> _GIVEN RECORDS_
^^^^^^^^^^^^^^^^

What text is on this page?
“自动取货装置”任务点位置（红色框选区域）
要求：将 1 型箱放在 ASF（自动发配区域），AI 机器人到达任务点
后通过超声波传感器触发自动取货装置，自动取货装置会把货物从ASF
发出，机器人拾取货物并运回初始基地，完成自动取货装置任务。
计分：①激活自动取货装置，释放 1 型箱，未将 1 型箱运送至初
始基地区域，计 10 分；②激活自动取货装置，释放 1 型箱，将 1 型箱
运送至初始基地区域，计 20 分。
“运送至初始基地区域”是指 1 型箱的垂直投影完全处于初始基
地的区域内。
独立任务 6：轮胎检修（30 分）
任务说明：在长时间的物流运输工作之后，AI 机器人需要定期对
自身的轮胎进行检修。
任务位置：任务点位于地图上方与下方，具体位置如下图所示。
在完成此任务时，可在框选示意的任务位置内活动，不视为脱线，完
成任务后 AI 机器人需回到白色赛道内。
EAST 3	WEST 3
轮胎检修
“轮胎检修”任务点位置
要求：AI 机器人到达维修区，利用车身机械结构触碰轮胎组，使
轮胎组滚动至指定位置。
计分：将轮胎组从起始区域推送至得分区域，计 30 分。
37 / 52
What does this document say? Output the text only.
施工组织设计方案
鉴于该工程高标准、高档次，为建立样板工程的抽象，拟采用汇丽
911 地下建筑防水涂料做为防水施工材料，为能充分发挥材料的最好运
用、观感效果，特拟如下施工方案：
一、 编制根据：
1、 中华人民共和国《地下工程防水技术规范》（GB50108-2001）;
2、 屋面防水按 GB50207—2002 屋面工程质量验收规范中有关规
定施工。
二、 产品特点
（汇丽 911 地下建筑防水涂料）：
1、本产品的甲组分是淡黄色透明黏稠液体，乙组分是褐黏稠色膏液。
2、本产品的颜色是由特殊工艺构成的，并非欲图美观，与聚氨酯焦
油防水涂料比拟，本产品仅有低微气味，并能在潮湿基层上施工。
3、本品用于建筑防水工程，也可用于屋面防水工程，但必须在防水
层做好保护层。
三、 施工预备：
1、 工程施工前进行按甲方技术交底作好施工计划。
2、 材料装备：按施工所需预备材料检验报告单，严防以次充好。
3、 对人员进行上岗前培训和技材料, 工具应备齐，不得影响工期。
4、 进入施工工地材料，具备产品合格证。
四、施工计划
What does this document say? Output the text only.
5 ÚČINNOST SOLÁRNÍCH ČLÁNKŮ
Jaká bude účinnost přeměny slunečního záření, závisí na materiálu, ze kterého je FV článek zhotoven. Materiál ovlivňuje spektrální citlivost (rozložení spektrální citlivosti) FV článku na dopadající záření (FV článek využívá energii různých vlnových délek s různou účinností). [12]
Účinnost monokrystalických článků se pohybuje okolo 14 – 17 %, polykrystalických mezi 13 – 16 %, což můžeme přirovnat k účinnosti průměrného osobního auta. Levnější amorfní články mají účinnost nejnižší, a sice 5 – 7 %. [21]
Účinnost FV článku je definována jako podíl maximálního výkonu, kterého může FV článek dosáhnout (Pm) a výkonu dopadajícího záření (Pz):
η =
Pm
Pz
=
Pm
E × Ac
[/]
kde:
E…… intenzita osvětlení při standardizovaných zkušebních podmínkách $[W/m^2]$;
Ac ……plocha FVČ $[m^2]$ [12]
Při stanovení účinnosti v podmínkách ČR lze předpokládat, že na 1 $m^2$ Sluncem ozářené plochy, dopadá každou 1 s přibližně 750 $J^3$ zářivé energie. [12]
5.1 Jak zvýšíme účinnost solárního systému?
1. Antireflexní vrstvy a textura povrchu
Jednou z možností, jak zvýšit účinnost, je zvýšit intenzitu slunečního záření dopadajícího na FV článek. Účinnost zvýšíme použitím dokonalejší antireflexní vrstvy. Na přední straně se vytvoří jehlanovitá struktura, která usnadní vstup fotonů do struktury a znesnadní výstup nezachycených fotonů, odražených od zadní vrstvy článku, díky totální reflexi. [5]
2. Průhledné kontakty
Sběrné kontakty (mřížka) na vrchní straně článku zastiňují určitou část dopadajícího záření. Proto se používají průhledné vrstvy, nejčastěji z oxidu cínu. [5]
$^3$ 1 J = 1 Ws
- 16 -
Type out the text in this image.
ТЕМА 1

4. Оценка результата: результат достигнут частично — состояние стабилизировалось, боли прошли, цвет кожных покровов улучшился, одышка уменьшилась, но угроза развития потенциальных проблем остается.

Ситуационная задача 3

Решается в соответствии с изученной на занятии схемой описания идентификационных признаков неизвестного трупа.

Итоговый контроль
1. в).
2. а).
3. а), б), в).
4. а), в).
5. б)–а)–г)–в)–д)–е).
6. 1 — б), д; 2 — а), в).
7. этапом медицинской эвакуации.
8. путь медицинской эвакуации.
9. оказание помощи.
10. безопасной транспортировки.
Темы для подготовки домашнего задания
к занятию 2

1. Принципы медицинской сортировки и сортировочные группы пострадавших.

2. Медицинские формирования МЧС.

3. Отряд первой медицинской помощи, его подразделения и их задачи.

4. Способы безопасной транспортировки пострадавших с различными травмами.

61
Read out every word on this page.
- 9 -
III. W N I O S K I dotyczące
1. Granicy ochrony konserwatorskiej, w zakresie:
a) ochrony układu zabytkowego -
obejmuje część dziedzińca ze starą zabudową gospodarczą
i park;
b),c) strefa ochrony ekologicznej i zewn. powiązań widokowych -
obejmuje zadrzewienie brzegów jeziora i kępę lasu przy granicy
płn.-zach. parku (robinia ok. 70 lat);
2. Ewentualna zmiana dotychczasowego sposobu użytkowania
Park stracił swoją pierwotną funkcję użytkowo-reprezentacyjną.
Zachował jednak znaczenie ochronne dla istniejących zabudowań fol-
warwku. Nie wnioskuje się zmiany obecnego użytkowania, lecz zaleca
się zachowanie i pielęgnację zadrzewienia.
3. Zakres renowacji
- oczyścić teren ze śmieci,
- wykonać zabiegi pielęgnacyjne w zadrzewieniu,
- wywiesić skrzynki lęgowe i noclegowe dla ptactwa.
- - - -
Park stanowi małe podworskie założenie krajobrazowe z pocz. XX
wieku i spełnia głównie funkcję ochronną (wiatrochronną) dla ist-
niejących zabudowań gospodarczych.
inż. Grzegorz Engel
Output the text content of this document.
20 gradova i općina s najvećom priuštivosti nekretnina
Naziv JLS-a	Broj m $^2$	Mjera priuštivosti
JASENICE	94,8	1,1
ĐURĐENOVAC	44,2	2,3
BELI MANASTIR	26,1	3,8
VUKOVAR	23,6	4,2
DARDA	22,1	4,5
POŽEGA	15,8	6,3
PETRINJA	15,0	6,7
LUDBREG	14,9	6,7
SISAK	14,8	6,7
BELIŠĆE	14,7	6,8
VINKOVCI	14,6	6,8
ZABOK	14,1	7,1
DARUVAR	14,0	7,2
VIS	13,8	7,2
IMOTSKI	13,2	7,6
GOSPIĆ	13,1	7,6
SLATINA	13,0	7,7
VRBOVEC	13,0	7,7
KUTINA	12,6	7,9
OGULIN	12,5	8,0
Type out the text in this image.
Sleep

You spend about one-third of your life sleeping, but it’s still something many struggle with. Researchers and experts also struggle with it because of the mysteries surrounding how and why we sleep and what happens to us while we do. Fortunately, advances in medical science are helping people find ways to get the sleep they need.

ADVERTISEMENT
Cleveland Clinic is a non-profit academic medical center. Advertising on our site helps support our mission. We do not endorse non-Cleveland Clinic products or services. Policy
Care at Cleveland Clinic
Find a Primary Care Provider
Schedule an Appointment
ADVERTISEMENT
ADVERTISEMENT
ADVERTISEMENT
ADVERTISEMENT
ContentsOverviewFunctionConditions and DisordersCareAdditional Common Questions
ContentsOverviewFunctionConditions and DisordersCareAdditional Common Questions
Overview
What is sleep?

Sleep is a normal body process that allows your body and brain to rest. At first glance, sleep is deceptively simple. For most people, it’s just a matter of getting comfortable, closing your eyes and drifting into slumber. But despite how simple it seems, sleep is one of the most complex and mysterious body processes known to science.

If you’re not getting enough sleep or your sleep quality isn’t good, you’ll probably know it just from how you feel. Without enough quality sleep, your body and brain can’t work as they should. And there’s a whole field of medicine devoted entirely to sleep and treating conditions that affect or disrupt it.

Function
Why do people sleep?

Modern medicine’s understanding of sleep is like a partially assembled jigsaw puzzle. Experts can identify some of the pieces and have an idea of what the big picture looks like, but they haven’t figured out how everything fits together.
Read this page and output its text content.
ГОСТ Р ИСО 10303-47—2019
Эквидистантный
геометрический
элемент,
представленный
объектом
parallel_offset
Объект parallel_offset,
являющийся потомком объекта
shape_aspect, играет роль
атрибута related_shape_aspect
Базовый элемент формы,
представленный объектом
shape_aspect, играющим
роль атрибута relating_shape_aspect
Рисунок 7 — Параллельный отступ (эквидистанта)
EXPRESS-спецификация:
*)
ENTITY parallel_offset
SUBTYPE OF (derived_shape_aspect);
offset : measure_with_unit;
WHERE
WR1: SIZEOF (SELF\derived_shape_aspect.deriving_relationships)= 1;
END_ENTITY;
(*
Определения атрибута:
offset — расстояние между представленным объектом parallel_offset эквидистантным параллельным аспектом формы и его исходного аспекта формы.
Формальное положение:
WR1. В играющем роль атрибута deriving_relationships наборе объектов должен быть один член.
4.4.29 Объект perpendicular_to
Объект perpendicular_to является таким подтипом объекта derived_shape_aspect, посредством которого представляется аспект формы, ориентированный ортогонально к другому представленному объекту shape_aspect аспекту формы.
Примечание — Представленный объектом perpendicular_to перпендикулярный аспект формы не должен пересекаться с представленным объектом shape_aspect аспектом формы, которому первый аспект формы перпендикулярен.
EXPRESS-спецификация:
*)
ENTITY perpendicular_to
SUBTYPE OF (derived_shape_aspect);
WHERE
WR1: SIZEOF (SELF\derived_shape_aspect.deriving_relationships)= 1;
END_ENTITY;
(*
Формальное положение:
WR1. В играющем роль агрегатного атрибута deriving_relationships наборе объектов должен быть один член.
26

^^^^^^^^^^^^^^^^

> _WHAT NEEDS TO BE DONE_
Of the lines in the listing above, how many hold the string "представленным"? Reply with the number only.

> _REPLY TO THE TASK_
2